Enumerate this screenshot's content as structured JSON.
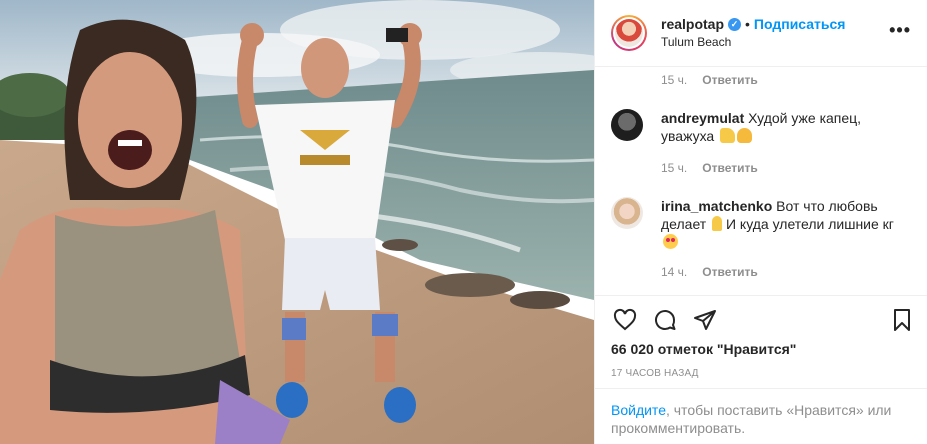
{
  "header": {
    "username": "realpotap",
    "verified_glyph": "✓",
    "dot": "•",
    "follow_label": "Подписаться",
    "location": "Tulum Beach",
    "more_label": "•••"
  },
  "comments": {
    "first_meta": {
      "time": "15 ч.",
      "reply": "Ответить"
    },
    "items": [
      {
        "user": "andreymulat",
        "text": "Худой уже капец, уважуха",
        "time": "15 ч.",
        "reply": "Ответить",
        "emoji": [
          "thumbs-up",
          "clapping-hands"
        ]
      },
      {
        "user": "irina_matchenko",
        "text": "Вот что любовь делает",
        "text2": "И куда улетели лишние кг",
        "time": "14 ч.",
        "reply": "Ответить",
        "emoji": [
          "ok-hand",
          "heart-eyes"
        ]
      }
    ]
  },
  "actions": {
    "icons": [
      "heart-icon",
      "comment-icon",
      "share-icon",
      "bookmark-icon"
    ],
    "likes": "66 020 отметок \"Нравится\"",
    "time_ago": "17 часов назад"
  },
  "footer": {
    "login_label": "Войдите",
    "rest": ", чтобы поставить «Нравится» или прокомментировать."
  },
  "colors": {
    "link": "#0095f6",
    "verified": "#3897f0",
    "muted": "#8e8e8e",
    "text": "#262626"
  }
}
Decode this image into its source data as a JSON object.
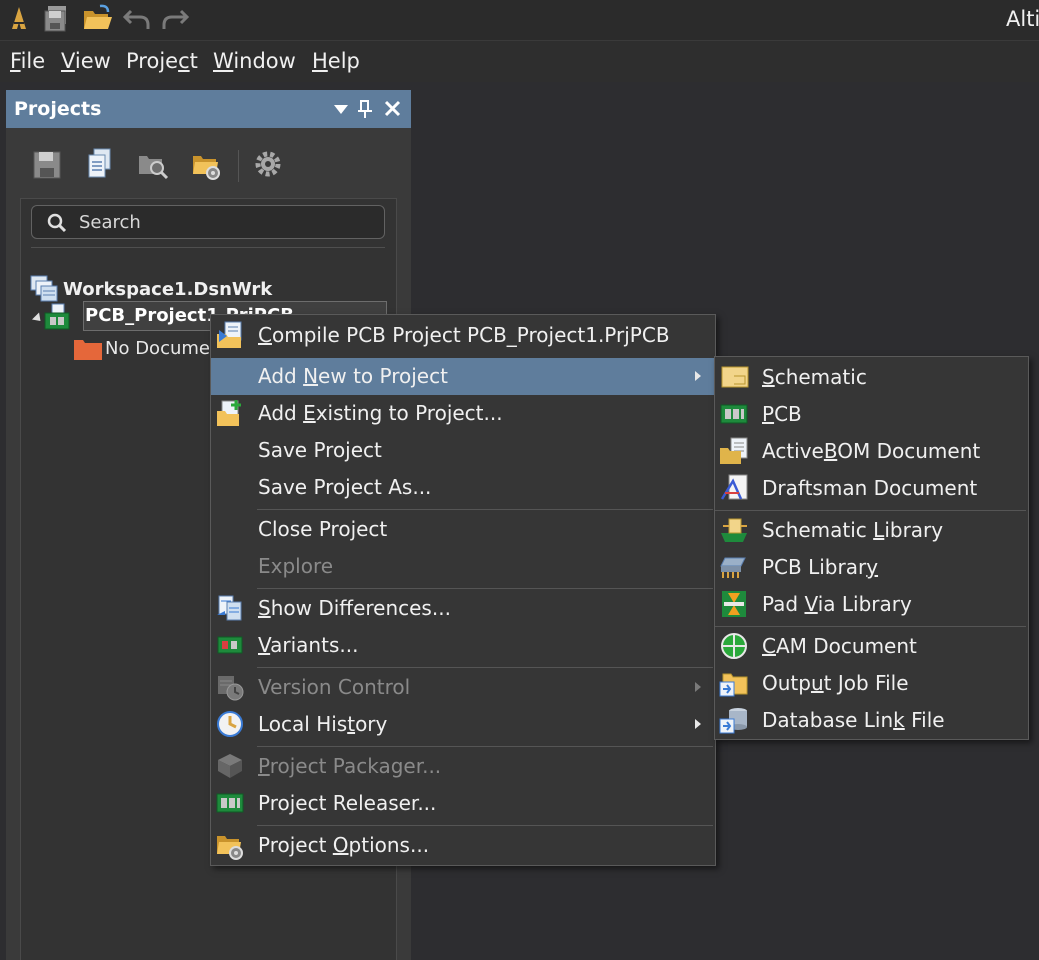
{
  "app": {
    "title": "Alti"
  },
  "menubar": {
    "items": [
      {
        "pre": "",
        "ul": "F",
        "post": "ile"
      },
      {
        "pre": "",
        "ul": "V",
        "post": "iew"
      },
      {
        "pre": "Proje",
        "ul": "c",
        "post": "t"
      },
      {
        "pre": "",
        "ul": "W",
        "post": "indow"
      },
      {
        "pre": "",
        "ul": "H",
        "post": "elp"
      }
    ]
  },
  "panel": {
    "title": "Projects",
    "search_placeholder": "Search",
    "tree": {
      "workspace": "Workspace1.DsnWrk",
      "project": "PCB_Project1.PrjPCB",
      "no_documents": "No Documents"
    }
  },
  "context_menu": {
    "compile": {
      "pre": "",
      "ul": "C",
      "post": "ompile PCB Project PCB_Project1.PrjPCB"
    },
    "add_new": {
      "pre": "Add ",
      "ul": "N",
      "post": "ew to Project"
    },
    "add_existing": {
      "pre": "Add ",
      "ul": "E",
      "post": "xisting to Project..."
    },
    "save_project": {
      "pre": "Save Project",
      "ul": "",
      "post": ""
    },
    "save_project_as": {
      "pre": "Save Project As...",
      "ul": "",
      "post": ""
    },
    "close_project": {
      "pre": "Close Project",
      "ul": "",
      "post": ""
    },
    "explore": {
      "pre": "Explore",
      "ul": "",
      "post": ""
    },
    "show_differences": {
      "pre": "",
      "ul": "S",
      "post": "how Differences..."
    },
    "variants": {
      "pre": "",
      "ul": "V",
      "post": "ariants..."
    },
    "version_control": {
      "pre": "Version Control",
      "ul": "",
      "post": ""
    },
    "local_history": {
      "pre": "Local His",
      "ul": "t",
      "post": "ory"
    },
    "project_packager": {
      "pre": "",
      "ul": "P",
      "post": "roject Packager..."
    },
    "project_releaser": {
      "pre": "Project Releaser...",
      "ul": "",
      "post": ""
    },
    "project_options": {
      "pre": "Project ",
      "ul": "O",
      "post": "ptions..."
    }
  },
  "submenu": {
    "schematic": {
      "pre": "",
      "ul": "S",
      "post": "chematic"
    },
    "pcb": {
      "pre": "",
      "ul": "P",
      "post": "CB"
    },
    "activebom": {
      "pre": "Active",
      "ul": "B",
      "post": "OM Document"
    },
    "draftsman": {
      "pre": "Draftsman Document",
      "ul": "",
      "post": ""
    },
    "schematic_library": {
      "pre": "Schematic ",
      "ul": "L",
      "post": "ibrary"
    },
    "pcb_library": {
      "pre": "PCB Librar",
      "ul": "y",
      "post": ""
    },
    "pad_via_library": {
      "pre": "Pad ",
      "ul": "V",
      "post": "ia Library"
    },
    "cam_document": {
      "pre": "",
      "ul": "C",
      "post": "AM Document"
    },
    "output_job_file": {
      "pre": "Outp",
      "ul": "u",
      "post": "t Job File"
    },
    "database_link_file": {
      "pre": "Database Lin",
      "ul": "k",
      "post": " File"
    }
  }
}
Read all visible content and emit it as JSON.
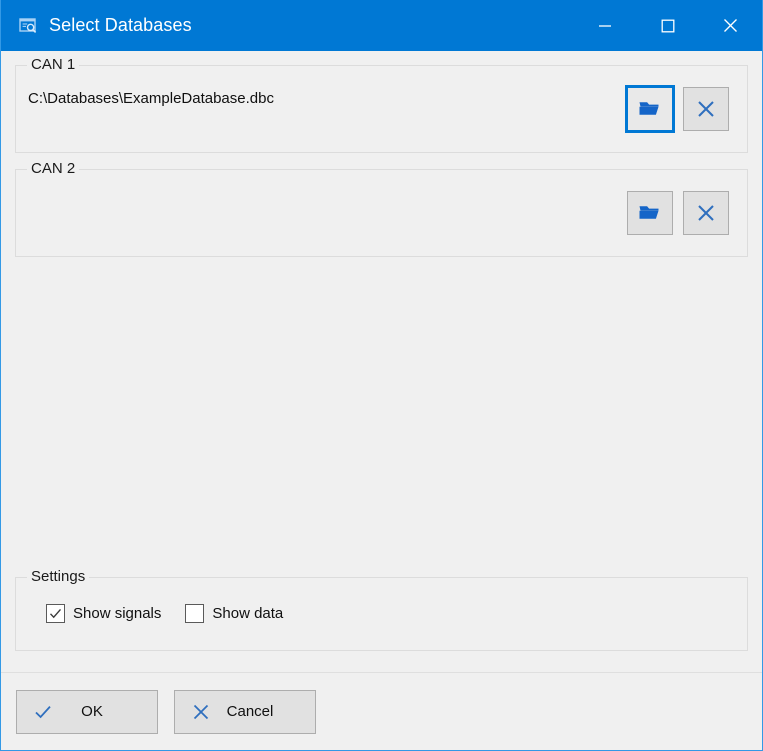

Goal
Quote the records above in full, dropping each picture.

Response below
Enumerate this screenshot's content as structured JSON.
{
  "header": {
    "username": "realpotap",
    "verified_glyph": "✓",
    "dot": "•",
    "follow_label": "Подписаться",
    "location": "Tulum Beach",
    "more_label": "•••"
  },
  "comments": {
    "first_meta": {
      "time": "15 ч.",
      "reply": "Ответить"
    },
    "items": [
      {
        "user": "andreymulat",
        "text": "Худой уже капец, уважуха",
        "time": "15 ч.",
        "reply": "Ответить",
        "emoji": [
          "thumbs-up",
          "clapping-hands"
        ]
      },
      {
        "user": "irina_matchenko",
        "text": "Вот что любовь делает",
        "text2": "И куда улетели лишние кг",
        "time": "14 ч.",
        "reply": "Ответить",
        "emoji": [
          "ok-hand",
          "heart-eyes"
        ]
      }
    ]
  },
  "actions": {
    "icons": [
      "heart-icon",
      "comment-icon",
      "share-icon",
      "bookmark-icon"
    ],
    "likes": "66 020 отметок \"Нравится\"",
    "time_ago": "17 часов назад"
  },
  "footer": {
    "login_label": "Войдите",
    "rest": ", чтобы поставить «Нравится» или прокомментировать."
  },
  "colors": {
    "link": "#0095f6",
    "verified": "#3897f0",
    "muted": "#8e8e8e",
    "text": "#262626"
  }
}
Decode this image into its source data as a JSON object.
{
  "app": {
    "title": "Alti"
  },
  "menubar": {
    "items": [
      {
        "pre": "",
        "ul": "F",
        "post": "ile"
      },
      {
        "pre": "",
        "ul": "V",
        "post": "iew"
      },
      {
        "pre": "Proje",
        "ul": "c",
        "post": "t"
      },
      {
        "pre": "",
        "ul": "W",
        "post": "indow"
      },
      {
        "pre": "",
        "ul": "H",
        "post": "elp"
      }
    ]
  },
  "panel": {
    "title": "Projects",
    "search_placeholder": "Search",
    "tree": {
      "workspace": "Workspace1.DsnWrk",
      "project": "PCB_Project1.PrjPCB",
      "no_documents": "No Documents"
    }
  },
  "context_menu": {
    "compile": {
      "pre": "",
      "ul": "C",
      "post": "ompile PCB Project PCB_Project1.PrjPCB"
    },
    "add_new": {
      "pre": "Add ",
      "ul": "N",
      "post": "ew to Project"
    },
    "add_existing": {
      "pre": "Add ",
      "ul": "E",
      "post": "xisting to Project..."
    },
    "save_project": {
      "pre": "Save Project",
      "ul": "",
      "post": ""
    },
    "save_project_as": {
      "pre": "Save Project As...",
      "ul": "",
      "post": ""
    },
    "close_project": {
      "pre": "Close Project",
      "ul": "",
      "post": ""
    },
    "explore": {
      "pre": "Explore",
      "ul": "",
      "post": ""
    },
    "show_differences": {
      "pre": "",
      "ul": "S",
      "post": "how Differences..."
    },
    "variants": {
      "pre": "",
      "ul": "V",
      "post": "ariants..."
    },
    "version_control": {
      "pre": "Version Control",
      "ul": "",
      "post": ""
    },
    "local_history": {
      "pre": "Local His",
      "ul": "t",
      "post": "ory"
    },
    "project_packager": {
      "pre": "",
      "ul": "P",
      "post": "roject Packager..."
    },
    "project_releaser": {
      "pre": "Project Releaser...",
      "ul": "",
      "post": ""
    },
    "project_options": {
      "pre": "Project ",
      "ul": "O",
      "post": "ptions..."
    }
  },
  "submenu": {
    "schematic": {
      "pre": "",
      "ul": "S",
      "post": "chematic"
    },
    "pcb": {
      "pre": "",
      "ul": "P",
      "post": "CB"
    },
    "activebom": {
      "pre": "Active",
      "ul": "B",
      "post": "OM Document"
    },
    "draftsman": {
      "pre": "Draftsman Document",
      "ul": "",
      "post": ""
    },
    "schematic_library": {
      "pre": "Schematic ",
      "ul": "L",
      "post": "ibrary"
    },
    "pcb_library": {
      "pre": "PCB Librar",
      "ul": "y",
      "post": ""
    },
    "pad_via_library": {
      "pre": "Pad ",
      "ul": "V",
      "post": "ia Library"
    },
    "cam_document": {
      "pre": "",
      "ul": "C",
      "post": "AM Document"
    },
    "output_job_file": {
      "pre": "Outp",
      "ul": "u",
      "post": "t Job File"
    },
    "database_link_file": {
      "pre": "Database Lin",
      "ul": "k",
      "post": " File"
    }
  }
}
Read all visible content and emit it as JSON.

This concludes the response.